*TASK*. Below, find each line holding "public" and state how many there are, using the number alone.

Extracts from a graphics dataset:
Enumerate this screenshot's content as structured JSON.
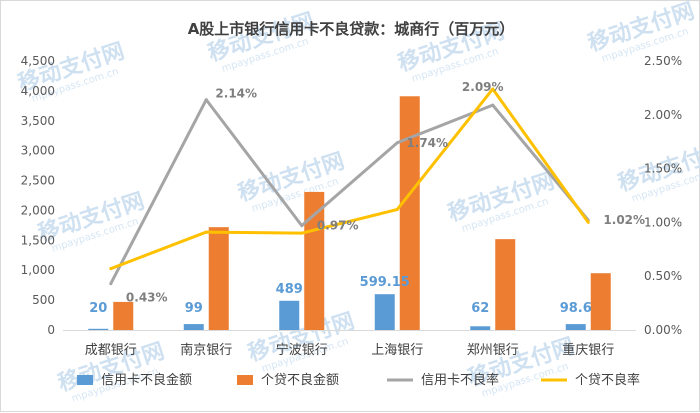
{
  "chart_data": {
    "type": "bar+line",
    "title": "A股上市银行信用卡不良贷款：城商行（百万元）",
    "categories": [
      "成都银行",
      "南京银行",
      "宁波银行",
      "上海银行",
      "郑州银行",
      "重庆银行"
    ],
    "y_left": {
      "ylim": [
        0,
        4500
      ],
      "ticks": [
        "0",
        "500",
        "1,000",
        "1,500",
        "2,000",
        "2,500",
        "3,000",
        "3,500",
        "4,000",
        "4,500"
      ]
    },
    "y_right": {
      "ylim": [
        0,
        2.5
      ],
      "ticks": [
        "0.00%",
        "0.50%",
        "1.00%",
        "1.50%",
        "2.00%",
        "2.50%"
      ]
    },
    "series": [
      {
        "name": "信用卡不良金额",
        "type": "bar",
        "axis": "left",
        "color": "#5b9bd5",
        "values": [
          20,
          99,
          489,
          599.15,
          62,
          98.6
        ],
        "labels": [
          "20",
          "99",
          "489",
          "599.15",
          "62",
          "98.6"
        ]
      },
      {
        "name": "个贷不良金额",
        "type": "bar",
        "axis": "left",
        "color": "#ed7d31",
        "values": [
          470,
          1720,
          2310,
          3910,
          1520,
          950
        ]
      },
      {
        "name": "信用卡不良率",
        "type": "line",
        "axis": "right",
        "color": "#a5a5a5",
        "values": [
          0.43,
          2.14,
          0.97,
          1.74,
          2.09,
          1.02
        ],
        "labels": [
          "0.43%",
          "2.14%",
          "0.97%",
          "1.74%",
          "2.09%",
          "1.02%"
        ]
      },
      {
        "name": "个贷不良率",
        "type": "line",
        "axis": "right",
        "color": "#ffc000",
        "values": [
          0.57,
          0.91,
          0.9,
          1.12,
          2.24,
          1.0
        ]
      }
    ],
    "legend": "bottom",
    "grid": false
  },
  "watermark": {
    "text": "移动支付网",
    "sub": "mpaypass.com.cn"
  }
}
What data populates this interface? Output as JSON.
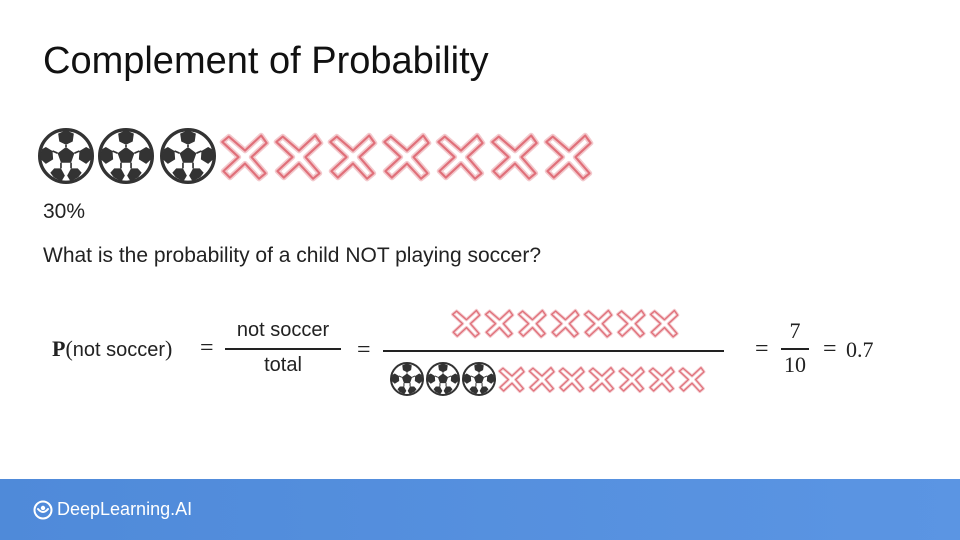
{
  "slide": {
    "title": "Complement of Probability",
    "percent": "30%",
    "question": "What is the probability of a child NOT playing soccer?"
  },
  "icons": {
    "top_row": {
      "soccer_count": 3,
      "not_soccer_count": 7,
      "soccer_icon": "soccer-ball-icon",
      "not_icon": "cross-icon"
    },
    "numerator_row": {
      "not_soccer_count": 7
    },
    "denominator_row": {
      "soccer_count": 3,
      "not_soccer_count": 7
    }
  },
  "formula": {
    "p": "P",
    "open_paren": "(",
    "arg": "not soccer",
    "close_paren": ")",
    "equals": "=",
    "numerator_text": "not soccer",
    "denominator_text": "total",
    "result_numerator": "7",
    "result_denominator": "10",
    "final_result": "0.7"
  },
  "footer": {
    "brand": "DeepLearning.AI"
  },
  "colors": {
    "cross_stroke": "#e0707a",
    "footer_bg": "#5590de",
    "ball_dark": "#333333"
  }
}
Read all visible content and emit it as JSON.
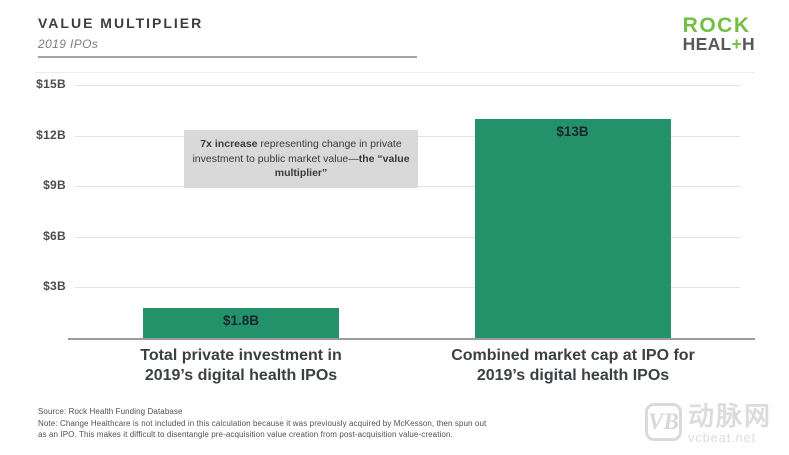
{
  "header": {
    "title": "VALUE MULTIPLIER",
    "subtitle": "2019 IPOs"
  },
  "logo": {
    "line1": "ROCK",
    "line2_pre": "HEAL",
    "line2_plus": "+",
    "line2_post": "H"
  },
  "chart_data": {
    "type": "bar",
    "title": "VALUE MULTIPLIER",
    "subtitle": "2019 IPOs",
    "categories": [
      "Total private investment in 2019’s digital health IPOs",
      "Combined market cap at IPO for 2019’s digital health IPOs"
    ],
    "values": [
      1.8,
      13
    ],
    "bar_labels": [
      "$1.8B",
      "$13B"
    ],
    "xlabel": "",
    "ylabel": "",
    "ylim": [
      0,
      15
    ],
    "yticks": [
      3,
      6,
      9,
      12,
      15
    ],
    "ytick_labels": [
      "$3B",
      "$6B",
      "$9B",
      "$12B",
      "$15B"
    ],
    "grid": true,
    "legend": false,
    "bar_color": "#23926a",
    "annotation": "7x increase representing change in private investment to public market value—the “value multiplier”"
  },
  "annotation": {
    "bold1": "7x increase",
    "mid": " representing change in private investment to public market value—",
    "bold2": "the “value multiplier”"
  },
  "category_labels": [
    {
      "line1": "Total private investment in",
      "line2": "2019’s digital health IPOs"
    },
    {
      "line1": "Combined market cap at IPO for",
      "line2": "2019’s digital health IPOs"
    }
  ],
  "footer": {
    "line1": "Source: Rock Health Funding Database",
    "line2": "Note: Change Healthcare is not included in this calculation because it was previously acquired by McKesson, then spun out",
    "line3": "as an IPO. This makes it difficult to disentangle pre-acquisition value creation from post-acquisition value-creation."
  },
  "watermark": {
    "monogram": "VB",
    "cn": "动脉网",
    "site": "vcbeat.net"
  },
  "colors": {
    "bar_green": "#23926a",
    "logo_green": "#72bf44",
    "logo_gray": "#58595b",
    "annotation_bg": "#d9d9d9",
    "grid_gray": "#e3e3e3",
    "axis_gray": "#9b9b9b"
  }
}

*FULL SOLUTION*. 2